= QUOTED PASSAGE =
□ □ □ □ □
The Kalimpa'a ricefish. Photo: SHOAL, ©Zulfadli
The Kalimpa’a Ricefish, also known by its Latin species name of Oryzias kalimpaaensis, represents another intriguing adaptation to its habitat.
This species, located in Indonesia at Sulawesi’s Lake Kalimpa’a in Lore Lindu National Park, is what is known as a pelvic-brooding fish. Unlike most freshwater fish which deposit their eggs on a substrate after being fertilized, pelvic-brooding fish carry their fertilized eggs on their underbellies to shield them from predators. This particular variant of pelvic brooders incorporates extended pelvic fins as an additional evolutionary benefit to protect the eggs from potential harm. These fish never release their eggs until the larvae begin to hatch.
The Kalimpa’a Ricefish is unique in two other ways. It is one of only five known pelvic-brooding ricefish. Its primary habitat at the lake, located 1,66 meters (5,446 feet above sea level), also represents the highest altitude where any ricefishes have been found.
This species was discovered and identified by Abdul Gani, a Lecturer at the Faculty of Fisheries, University of Muhammadiyah Luwuk, in Sulawesi, Indonesia. His team regularly seeks out new species at Lake Kalimpa'a, one of the world's most active "biodiversity hotspots", especially with regards to freshwater fish. He is currently working on a doctoral thesis based on this new species and its "sister" fish Oryzias bonneorum.
As a final example from the report, the Paracanthopoma vampyra and eight other members of this fish family is one of the most bizarre.
Paracanthropoma vampyra, a fish which lives solely on a blood diet. Photo: SHOAL
Found in rivers in Bolivia, Brazil, Colombia, Ecuador, Guyana, Peru and Venezuela, these creatures are the only jawed invertebrates on the planet — other than vampire bats — that feed on blood as their only source of food. They are part of the vandelliine genus of fish, a group which includes often extremely small blood-eating fish which have the ability to swim up the urethra of other creatures and then rip internal organs to get their food. And yes this does include human urethras for those who find themselves swimming at the wrong time in the waters of the Amazon and others, though those cases are extremely rare.
The newly discovered variants are all part of the Paracanthopoma genus, which include versions which attach themselves for long periods of time — semi-permanently, in fact — to the bodies of their hosts from the outside.
Besides the 201 new fish species discovered in 2022, the report also takes time to highlight those whose brilliant and tireless contributions made those identifications possible.
One of the most prolific of those scientists last year was Dr. Roberto Esser dos Reis, a Brazilian ichthyologist, professor and Curator of Fishes at the Pontifical Catholic University of Rio Grande do Sul. In a career lasting multiple decades, his team of students and others has been responsible for the discovery of 139 new species, 151 new taxa, and 17 new genera of fish. In 2022 alone, his group identified eight new species and one new genus of freshwater fish. In 2023 they have already added another to that number; it will become part of the 2023 edition of the annual SHOAL report.
The new report was released on March 3 in honor of World Wildlife Day, an annual celebration of the glorious biodiversity of the planet and reminder of the necessity of preserving it.
□ □ □ □ □
= INFORMATION SUPPLIED =

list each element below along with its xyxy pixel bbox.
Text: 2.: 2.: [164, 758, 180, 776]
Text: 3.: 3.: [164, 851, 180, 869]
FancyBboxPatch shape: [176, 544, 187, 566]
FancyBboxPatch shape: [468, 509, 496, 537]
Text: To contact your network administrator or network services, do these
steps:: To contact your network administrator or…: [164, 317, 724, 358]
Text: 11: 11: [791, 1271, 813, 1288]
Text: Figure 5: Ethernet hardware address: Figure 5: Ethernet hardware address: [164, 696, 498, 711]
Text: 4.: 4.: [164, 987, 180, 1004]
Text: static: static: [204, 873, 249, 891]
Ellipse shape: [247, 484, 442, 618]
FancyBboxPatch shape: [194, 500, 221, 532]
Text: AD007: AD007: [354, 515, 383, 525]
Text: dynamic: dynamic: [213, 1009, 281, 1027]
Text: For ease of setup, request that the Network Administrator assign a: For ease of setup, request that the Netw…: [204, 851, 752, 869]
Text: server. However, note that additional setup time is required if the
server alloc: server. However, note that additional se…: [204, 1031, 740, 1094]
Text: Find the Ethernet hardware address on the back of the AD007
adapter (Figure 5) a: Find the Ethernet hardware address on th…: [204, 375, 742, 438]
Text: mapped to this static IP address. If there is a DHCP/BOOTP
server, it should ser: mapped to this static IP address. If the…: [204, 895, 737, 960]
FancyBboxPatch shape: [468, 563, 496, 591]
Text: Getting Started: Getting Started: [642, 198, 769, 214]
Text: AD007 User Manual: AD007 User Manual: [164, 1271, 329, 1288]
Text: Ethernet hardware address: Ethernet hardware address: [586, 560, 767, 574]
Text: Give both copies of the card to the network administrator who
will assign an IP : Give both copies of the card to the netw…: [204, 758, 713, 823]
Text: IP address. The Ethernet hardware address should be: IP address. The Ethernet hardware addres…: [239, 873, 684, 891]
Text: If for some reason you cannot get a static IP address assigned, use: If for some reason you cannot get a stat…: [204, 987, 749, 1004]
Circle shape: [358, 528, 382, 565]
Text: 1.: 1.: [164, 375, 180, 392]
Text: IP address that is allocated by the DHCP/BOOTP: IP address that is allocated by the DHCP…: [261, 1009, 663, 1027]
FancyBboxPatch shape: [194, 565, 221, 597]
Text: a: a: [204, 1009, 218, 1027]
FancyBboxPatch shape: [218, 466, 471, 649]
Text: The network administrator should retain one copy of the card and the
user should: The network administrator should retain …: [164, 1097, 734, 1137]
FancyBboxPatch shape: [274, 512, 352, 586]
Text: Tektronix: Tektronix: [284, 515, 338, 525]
□ □ □ □ □
= SET OF TASKS =
A) Say whether each statement below agrees with the excerpt on newly described fish. Answer yes or no, and quote the deciding words of the excerpt.
(i) The Kalimpa'a Ricefish lets go of its eggs before the larvae begin to hatch.
(ii) Abdul Gani is a Lecturer at the Faculty of Fisheries, University of Muhammadiyah Luwuk.
(iii) The new report came out on March 3 in honor of World Wildlife Day.
B) Answer these questions from the excerpt on newly described fish.
(i) In which national park is Lake Kalimpa'a located?
(ii) How many new fish species discovered in 2022 does the report cover?
(iii) In 2022, how many new species did the group of Dr. Roberto Esser dos Reis identify?
C) Reproduce the part of the excerpt on newly described fish starting with "The Kalimpa’a Ricefish is" and going on through "fish Oryzias bonneorum.".

= RESULTS FOR EACH TASK =
A)
(i) No: "These fish never release their eggs until the larvae begin to hatch."
(ii) Yes: "Abdul Gani, a Lecturer at the Faculty of Fisheries, University of Muhammadiyah Luwuk, in Sulawesi, Indonesia"
(iii) Yes: "The new report was released on March 3 in honor of World Wildlife Day"

B)
(i) Lore Lindu National Park
(ii) 201
(iii) Eight

C)
The Kalimpa’a Ricefish is unique in two other ways. It is one of only five known pelvic-brooding ricefish. Its primary habitat at the lake, located 1,66 meters (5,446 feet above sea level), also represents the highest altitude where any ricefishes have been found.
This species was discovered and identified by Abdul Gani, a Lecturer at the Faculty of Fisheries, University of Muhammadiyah Luwuk, in Sulawesi, Indonesia. His team regularly seeks out new species at Lake Kalimpa'a, one of the world's most active "biodiversity hotspots", especially with regards to freshwater fish. He is currently working on a doctoral thesis based on this new species and its "sister" fish Oryzias bonneorum.